* Exercise aim *
Show only lines that include "author".

--- start Extracted data ---

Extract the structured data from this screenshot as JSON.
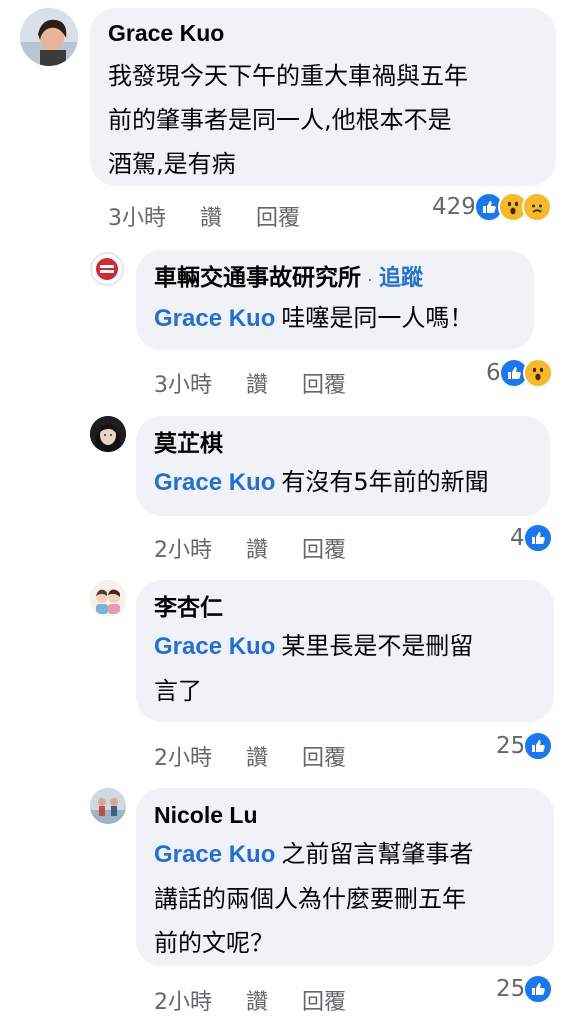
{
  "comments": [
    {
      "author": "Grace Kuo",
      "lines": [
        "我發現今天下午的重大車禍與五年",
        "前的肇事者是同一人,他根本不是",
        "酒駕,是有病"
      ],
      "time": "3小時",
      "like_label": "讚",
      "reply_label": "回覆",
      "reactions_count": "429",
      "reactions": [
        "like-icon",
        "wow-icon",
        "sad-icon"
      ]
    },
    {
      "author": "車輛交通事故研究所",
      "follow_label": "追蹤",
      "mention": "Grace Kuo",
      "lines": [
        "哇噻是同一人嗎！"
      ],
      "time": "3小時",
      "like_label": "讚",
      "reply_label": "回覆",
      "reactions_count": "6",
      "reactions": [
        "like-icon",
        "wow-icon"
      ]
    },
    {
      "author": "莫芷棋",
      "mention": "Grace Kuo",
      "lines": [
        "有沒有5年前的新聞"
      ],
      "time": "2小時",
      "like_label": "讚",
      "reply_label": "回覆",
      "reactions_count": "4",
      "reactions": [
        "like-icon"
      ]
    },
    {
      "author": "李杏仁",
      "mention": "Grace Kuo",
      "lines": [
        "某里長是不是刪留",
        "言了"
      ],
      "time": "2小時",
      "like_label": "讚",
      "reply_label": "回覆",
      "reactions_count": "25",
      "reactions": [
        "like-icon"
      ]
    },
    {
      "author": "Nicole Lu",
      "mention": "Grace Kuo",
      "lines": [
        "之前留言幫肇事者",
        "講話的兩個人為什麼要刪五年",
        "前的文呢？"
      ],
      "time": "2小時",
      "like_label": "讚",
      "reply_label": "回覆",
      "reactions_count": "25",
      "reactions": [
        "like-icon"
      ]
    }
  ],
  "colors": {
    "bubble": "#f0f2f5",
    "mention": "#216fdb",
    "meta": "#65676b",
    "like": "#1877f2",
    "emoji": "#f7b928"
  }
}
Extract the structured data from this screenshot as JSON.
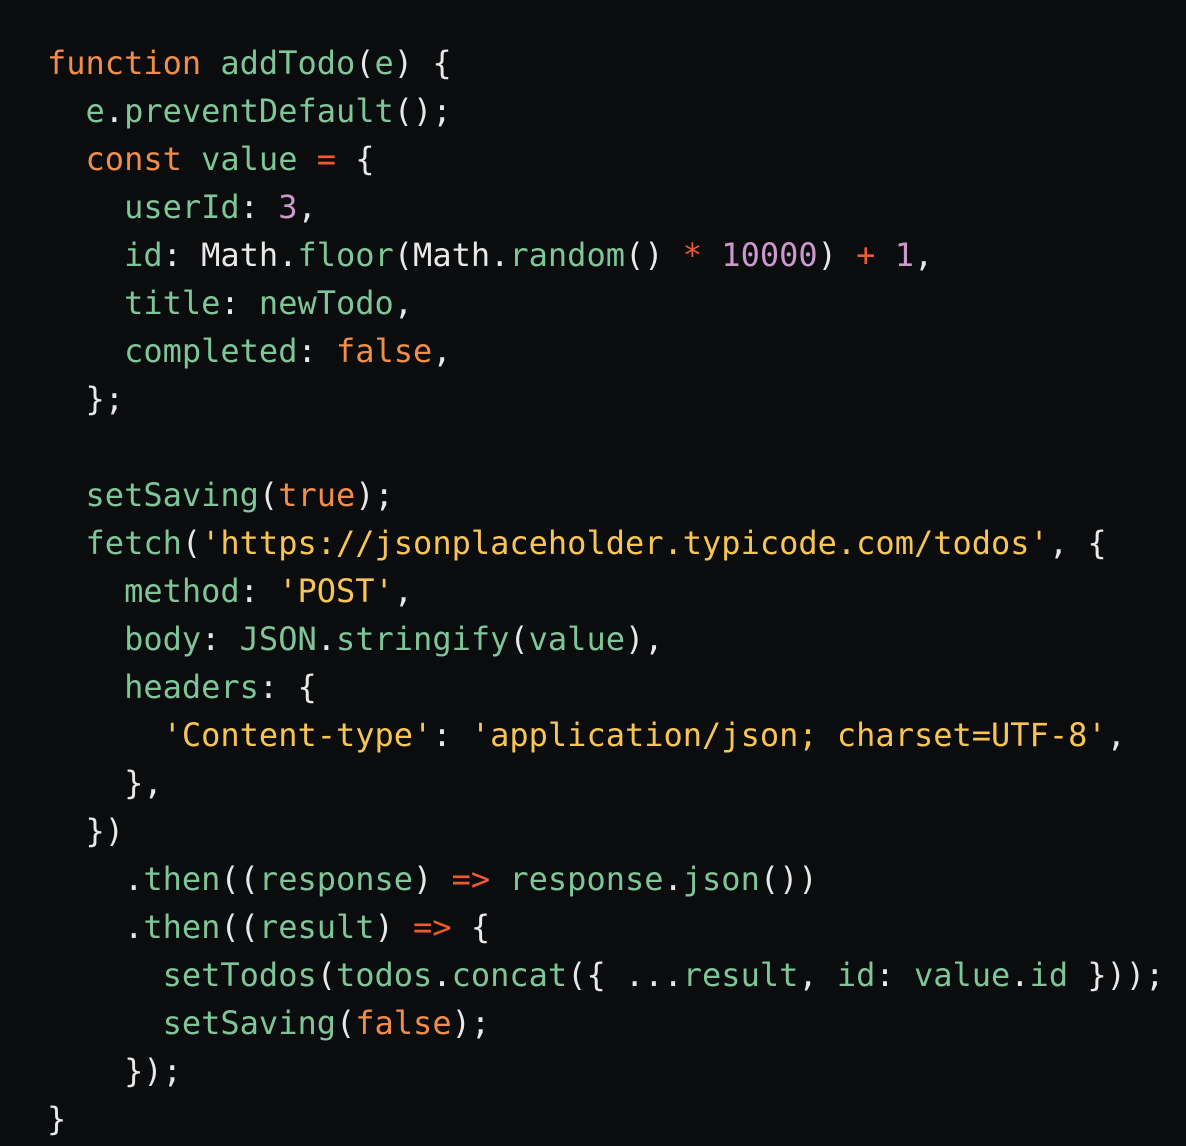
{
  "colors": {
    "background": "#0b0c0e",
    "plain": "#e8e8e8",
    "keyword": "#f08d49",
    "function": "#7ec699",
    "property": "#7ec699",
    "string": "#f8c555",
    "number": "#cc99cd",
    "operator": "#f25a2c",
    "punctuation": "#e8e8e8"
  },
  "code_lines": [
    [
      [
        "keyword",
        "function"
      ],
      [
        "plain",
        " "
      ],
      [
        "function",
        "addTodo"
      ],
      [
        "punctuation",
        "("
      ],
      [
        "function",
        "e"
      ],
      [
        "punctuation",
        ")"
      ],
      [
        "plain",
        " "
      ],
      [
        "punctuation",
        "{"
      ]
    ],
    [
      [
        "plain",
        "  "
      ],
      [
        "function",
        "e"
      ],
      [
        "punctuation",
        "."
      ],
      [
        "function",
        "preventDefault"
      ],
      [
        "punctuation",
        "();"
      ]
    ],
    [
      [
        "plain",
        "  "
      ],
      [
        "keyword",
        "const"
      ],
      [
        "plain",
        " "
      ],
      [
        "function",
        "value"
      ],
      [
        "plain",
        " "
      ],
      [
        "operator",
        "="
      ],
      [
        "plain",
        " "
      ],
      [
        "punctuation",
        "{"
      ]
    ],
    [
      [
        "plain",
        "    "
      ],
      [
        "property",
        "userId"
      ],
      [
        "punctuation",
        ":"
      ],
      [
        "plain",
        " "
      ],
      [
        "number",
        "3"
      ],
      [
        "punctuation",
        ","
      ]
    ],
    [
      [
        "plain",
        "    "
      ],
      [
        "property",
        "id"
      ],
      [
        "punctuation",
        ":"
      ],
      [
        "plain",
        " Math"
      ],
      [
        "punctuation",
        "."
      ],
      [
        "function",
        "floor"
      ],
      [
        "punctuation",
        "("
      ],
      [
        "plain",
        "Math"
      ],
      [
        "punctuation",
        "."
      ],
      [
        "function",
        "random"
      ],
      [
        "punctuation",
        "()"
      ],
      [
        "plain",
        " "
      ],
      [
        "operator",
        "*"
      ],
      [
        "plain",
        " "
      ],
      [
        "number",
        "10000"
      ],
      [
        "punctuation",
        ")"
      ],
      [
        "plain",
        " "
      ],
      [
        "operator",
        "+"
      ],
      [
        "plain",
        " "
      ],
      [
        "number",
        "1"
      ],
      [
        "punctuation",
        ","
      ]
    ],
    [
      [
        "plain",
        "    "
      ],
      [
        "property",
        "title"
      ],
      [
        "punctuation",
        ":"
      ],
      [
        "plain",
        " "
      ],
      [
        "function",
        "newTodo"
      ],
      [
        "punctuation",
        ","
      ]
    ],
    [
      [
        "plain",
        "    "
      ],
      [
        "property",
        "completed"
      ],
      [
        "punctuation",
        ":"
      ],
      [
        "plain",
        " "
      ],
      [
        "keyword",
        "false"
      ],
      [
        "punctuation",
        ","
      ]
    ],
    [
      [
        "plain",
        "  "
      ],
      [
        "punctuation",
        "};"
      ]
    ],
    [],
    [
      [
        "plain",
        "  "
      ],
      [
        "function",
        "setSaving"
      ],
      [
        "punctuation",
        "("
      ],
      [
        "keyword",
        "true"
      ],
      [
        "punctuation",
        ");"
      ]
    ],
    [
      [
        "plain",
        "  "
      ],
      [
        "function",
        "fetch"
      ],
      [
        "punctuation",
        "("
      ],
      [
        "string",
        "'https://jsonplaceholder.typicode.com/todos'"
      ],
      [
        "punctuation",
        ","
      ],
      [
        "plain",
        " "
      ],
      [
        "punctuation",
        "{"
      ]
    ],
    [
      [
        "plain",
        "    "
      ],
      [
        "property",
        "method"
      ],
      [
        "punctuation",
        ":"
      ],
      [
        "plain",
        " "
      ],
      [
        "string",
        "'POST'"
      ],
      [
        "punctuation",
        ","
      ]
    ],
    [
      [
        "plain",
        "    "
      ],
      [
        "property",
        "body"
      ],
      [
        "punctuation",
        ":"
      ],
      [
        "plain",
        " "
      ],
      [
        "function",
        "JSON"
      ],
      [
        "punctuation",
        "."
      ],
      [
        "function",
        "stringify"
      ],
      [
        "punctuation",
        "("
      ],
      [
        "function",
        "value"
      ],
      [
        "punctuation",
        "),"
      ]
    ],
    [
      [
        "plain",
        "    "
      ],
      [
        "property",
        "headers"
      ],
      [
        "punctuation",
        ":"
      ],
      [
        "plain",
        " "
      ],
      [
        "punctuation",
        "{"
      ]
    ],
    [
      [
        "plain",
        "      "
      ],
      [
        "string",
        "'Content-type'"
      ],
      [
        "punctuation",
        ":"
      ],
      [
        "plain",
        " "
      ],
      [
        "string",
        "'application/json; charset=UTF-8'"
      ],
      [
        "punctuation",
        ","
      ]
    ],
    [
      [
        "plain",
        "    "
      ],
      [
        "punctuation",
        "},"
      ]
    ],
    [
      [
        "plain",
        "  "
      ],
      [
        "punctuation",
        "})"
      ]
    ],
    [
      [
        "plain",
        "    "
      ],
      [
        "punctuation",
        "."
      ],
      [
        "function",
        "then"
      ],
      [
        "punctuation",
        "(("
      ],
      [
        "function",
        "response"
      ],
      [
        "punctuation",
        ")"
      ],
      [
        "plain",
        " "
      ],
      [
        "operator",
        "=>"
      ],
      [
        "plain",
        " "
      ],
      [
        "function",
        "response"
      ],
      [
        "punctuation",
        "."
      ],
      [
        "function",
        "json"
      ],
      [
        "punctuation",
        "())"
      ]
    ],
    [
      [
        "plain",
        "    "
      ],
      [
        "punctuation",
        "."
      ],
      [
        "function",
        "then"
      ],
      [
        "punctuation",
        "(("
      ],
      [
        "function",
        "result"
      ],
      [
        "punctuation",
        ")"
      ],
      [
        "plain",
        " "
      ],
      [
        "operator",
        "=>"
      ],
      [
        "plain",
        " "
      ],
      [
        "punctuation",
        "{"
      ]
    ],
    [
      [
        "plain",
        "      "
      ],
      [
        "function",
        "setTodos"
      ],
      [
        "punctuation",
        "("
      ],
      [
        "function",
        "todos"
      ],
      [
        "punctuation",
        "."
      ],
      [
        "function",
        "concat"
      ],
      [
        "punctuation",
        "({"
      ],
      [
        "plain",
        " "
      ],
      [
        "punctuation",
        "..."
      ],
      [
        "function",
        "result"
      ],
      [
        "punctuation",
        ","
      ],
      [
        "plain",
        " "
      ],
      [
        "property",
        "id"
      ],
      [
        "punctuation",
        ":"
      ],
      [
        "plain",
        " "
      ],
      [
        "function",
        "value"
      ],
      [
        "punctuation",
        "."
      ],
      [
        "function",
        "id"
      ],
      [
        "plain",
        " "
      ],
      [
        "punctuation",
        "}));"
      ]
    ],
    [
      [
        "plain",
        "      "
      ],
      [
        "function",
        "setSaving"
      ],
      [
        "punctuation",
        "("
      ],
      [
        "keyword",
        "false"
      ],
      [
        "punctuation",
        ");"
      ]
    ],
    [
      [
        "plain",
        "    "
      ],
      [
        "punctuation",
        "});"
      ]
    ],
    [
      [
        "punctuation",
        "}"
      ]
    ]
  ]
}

--- end Extracted data ---

* Solution *
      "author": "Grace Kuo",
      "author": "車輛交通事故研究所",
      "author": "莫芷棋",
      "author": "李杏仁",
      "author": "Nicole Lu",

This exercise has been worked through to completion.